── Listed records

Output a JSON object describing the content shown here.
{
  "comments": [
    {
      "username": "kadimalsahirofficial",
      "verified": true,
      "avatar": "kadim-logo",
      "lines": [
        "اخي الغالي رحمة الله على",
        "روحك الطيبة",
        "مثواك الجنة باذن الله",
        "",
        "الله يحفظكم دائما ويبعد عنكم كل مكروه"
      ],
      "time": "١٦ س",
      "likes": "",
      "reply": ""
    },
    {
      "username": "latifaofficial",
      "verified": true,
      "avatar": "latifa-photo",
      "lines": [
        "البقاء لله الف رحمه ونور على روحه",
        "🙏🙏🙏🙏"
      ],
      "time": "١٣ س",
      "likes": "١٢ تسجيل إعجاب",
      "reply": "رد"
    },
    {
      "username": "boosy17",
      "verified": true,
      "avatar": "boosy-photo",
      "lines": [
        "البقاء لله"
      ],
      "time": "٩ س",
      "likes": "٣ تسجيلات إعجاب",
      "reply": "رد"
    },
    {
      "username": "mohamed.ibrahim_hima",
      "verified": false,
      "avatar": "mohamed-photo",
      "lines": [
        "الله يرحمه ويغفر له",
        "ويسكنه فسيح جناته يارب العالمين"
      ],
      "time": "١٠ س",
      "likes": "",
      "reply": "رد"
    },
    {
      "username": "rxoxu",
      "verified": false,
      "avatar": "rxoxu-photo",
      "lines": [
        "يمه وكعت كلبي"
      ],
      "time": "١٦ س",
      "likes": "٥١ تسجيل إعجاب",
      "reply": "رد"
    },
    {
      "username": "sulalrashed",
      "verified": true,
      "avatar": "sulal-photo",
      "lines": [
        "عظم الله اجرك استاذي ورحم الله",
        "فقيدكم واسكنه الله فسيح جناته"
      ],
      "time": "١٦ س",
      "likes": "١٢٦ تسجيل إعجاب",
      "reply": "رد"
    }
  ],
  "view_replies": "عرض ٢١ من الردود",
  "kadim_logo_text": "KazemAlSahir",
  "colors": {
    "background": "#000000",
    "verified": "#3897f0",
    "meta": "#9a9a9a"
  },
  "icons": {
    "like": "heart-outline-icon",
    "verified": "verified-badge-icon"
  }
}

────

> Stated task:
Retype the entries exactly, including every line.

> Exercise output:
Output a JSON object describing the content shown here.
{
  "comments": [
    {
      "username": "kadimalsahirofficial",
      "verified": true,
      "avatar": "kadim-logo",
      "lines": [
        "اخي الغالي رحمة الله على",
        "روحك الطيبة",
        "مثواك الجنة باذن الله",
        "",
        "الله يحفظكم دائما ويبعد عنكم كل مكروه"
      ],
      "time": "١٦ س",
      "likes": "",
      "reply": ""
    },
    {
      "username": "latifaofficial",
      "verified": true,
      "avatar": "latifa-photo",
      "lines": [
        "البقاء لله الف رحمه ونور على روحه",
        "🙏🙏🙏🙏"
      ],
      "time": "١٣ س",
      "likes": "١٢ تسجيل إعجاب",
      "reply": "رد"
    },
    {
      "username": "boosy17",
      "verified": true,
      "avatar": "boosy-photo",
      "lines": [
        "البقاء لله"
      ],
      "time": "٩ س",
      "likes": "٣ تسجيلات إعجاب",
      "reply": "رد"
    },
    {
      "username": "mohamed.ibrahim_hima",
      "verified": false,
      "avatar": "mohamed-photo",
      "lines": [
        "الله يرحمه ويغفر له",
        "ويسكنه فسيح جناته يارب العالمين"
      ],
      "time": "١٠ س",
      "likes": "",
      "reply": "رد"
    },
    {
      "username": "rxoxu",
      "verified": false,
      "avatar": "rxoxu-photo",
      "lines": [
        "يمه وكعت كلبي"
      ],
      "time": "١٦ س",
      "likes": "٥١ تسجيل إعجاب",
      "reply": "رد"
    },
    {
      "username": "sulalrashed",
      "verified": true,
      "avatar": "sulal-photo",
      "lines": [
        "عظم الله اجرك استاذي ورحم الله",
        "فقيدكم واسكنه الله فسيح جناته"
      ],
      "time": "١٦ س",
      "likes": "١٢٦ تسجيل إعجاب",
      "reply": "رد"
    }
  ],
  "view_replies": "عرض ٢١ من الردود",
  "kadim_logo_text": "KazemAlSahir",
  "colors": {
    "background": "#000000",
    "verified": "#3897f0",
    "meta": "#9a9a9a"
  },
  "icons": {
    "like": "heart-outline-icon",
    "verified": "verified-badge-icon"
  }
}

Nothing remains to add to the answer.